▶ _Exercise objective_
Gather every line that includes the word "integrating", please.

═════ Data to use

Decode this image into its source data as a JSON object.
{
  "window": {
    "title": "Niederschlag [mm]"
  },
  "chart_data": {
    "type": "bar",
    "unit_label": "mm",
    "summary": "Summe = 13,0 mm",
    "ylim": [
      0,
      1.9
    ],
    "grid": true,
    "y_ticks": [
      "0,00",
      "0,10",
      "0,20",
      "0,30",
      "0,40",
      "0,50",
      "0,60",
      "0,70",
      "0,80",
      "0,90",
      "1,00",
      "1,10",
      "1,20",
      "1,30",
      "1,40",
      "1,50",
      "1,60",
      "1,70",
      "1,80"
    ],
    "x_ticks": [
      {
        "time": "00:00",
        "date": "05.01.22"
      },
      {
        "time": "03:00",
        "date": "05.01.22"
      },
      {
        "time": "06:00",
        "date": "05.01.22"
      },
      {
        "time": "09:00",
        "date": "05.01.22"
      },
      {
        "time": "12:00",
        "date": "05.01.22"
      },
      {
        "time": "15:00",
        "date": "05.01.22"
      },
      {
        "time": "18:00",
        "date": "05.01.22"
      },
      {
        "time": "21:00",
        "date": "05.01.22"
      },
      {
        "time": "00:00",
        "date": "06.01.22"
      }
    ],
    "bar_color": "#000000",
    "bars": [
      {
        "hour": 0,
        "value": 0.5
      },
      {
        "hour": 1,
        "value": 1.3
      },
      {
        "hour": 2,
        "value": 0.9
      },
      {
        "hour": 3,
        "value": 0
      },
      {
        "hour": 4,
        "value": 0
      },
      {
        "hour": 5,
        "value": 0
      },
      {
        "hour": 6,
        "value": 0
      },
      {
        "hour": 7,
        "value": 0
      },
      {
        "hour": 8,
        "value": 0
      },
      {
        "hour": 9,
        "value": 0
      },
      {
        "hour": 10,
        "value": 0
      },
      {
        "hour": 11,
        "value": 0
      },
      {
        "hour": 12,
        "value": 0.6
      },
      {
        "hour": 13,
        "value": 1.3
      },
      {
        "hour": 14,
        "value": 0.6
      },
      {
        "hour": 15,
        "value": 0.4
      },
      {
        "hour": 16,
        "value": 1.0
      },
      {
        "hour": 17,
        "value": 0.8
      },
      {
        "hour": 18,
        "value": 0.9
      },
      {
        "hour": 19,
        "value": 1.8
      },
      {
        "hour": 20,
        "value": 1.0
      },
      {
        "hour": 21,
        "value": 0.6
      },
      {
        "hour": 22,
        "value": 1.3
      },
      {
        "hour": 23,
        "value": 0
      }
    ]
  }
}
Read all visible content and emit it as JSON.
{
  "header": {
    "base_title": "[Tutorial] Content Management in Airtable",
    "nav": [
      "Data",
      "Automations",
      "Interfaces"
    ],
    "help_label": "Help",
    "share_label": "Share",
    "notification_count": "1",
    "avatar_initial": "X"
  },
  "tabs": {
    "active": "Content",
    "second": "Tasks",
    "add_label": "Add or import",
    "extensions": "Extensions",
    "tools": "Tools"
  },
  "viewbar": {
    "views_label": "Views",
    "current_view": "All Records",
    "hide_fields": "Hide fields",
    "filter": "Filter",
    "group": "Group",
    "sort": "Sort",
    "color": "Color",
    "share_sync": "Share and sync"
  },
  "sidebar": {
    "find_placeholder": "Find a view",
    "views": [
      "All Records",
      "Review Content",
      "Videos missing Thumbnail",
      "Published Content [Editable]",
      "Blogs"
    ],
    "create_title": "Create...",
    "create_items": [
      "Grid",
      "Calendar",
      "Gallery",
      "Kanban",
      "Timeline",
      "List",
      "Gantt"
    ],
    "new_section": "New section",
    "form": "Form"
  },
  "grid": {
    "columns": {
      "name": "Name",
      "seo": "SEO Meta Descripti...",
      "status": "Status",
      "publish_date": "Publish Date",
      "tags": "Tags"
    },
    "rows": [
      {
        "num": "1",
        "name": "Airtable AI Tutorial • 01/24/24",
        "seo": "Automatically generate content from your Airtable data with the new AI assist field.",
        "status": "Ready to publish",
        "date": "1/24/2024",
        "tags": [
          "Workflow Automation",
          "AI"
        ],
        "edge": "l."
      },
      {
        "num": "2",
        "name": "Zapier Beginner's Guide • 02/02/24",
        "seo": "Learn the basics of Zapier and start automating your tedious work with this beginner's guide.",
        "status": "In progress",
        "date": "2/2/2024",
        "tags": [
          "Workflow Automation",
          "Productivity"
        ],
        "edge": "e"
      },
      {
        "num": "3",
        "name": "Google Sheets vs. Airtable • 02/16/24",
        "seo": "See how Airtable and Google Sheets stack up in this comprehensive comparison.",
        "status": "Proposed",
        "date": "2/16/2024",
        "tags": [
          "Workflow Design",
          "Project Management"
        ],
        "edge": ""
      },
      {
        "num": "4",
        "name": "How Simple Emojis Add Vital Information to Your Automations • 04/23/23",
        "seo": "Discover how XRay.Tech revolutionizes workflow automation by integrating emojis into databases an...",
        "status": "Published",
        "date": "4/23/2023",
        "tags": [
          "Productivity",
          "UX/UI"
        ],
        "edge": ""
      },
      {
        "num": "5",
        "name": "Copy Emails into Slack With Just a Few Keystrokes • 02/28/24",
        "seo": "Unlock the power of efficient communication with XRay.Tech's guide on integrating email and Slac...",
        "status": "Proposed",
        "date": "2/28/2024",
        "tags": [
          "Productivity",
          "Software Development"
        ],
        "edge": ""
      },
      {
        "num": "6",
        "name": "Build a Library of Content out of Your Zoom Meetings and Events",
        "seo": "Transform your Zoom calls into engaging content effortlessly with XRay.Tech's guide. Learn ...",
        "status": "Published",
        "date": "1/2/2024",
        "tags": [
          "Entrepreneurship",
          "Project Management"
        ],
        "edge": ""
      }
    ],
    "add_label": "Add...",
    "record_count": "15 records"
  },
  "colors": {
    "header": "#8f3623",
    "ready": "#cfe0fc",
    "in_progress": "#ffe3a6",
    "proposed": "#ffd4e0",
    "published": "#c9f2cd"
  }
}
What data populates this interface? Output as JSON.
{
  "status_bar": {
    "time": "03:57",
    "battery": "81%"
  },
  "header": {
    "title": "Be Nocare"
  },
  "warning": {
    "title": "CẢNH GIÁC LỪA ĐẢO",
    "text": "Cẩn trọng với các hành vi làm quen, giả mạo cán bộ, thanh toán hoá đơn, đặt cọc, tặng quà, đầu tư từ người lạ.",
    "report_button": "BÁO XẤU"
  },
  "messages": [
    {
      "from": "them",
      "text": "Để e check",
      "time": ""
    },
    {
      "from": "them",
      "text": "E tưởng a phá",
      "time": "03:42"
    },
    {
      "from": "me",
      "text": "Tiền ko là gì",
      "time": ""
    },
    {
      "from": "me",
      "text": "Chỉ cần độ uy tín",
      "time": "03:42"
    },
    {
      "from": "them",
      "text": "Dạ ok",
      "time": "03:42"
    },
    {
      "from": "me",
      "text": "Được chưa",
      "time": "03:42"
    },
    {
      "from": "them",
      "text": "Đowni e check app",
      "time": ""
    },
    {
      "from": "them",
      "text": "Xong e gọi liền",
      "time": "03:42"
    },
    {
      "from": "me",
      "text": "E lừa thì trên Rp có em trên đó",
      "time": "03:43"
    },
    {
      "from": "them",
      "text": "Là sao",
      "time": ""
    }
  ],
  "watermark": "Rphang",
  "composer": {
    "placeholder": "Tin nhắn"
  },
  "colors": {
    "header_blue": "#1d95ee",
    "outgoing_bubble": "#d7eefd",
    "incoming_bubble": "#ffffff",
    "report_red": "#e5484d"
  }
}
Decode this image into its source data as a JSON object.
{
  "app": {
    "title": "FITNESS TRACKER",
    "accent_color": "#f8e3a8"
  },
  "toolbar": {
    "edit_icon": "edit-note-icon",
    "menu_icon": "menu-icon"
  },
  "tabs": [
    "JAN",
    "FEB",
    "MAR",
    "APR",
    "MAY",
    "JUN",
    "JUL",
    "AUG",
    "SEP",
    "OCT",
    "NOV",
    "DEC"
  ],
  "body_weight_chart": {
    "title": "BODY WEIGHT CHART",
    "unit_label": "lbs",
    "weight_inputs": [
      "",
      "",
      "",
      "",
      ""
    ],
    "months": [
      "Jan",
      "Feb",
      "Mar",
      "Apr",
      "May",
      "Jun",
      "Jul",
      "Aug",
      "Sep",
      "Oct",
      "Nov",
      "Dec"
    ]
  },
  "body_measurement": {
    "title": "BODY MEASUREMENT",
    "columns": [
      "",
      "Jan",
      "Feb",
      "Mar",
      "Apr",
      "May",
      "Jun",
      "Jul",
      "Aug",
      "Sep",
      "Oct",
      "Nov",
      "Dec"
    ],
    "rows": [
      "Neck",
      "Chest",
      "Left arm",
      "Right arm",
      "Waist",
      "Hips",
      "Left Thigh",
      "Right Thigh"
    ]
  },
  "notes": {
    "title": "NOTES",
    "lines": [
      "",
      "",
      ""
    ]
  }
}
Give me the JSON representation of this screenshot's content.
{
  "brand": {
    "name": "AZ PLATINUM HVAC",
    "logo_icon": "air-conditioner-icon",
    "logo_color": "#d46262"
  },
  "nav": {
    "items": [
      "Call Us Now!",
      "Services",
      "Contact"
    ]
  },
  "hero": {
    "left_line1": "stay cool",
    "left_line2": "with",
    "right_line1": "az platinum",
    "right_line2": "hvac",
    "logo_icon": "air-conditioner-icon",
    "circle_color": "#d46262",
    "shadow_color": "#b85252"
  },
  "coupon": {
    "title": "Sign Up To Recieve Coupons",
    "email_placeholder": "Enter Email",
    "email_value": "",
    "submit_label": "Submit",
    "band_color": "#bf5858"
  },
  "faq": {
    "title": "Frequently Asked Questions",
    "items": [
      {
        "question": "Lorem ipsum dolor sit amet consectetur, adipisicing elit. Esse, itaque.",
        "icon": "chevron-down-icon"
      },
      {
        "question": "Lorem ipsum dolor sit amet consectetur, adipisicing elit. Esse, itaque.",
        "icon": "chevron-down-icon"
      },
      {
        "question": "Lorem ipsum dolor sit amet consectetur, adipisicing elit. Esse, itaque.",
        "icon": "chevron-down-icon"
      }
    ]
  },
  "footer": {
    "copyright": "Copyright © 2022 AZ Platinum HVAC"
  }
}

══════════

▶ _Correct output_
        "seo": "Discover how XRay.Tech revolutionizes workflow automation by integrating emojis into databases an...",
        "seo": "Unlock the power of efficient communication with XRay.Tech's guide on integrating email and Slac...",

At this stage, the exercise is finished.